▸ Task requirements
In the data below, find every line with the string "What" and pull it out.

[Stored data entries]
—————

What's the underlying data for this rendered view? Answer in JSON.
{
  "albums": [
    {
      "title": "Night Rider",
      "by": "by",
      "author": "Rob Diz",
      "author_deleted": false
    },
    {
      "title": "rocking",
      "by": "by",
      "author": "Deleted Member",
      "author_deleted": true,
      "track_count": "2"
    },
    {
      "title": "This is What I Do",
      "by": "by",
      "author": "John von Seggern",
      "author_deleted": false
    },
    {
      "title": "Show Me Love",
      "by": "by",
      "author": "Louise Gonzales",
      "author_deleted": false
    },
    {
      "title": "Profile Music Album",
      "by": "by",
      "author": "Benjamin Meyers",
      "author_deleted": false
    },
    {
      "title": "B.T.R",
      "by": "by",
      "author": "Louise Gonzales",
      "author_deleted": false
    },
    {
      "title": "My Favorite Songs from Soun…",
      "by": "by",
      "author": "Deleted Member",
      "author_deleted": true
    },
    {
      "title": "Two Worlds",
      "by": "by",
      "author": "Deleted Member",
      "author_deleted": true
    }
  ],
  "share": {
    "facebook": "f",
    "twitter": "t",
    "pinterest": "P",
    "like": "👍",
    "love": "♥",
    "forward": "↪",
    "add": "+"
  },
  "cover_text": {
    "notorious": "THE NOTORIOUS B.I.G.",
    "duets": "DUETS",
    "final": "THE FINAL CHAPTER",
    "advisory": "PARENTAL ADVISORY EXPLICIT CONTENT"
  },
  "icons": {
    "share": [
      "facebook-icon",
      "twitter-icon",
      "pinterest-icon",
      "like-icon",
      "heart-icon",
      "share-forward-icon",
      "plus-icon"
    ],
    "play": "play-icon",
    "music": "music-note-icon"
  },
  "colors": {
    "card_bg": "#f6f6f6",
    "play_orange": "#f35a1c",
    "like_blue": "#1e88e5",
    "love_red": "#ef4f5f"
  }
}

—————

▸ The reply
What's the underlying data for this rendered view? Answer in JSON.
      "title": "This is What I Do",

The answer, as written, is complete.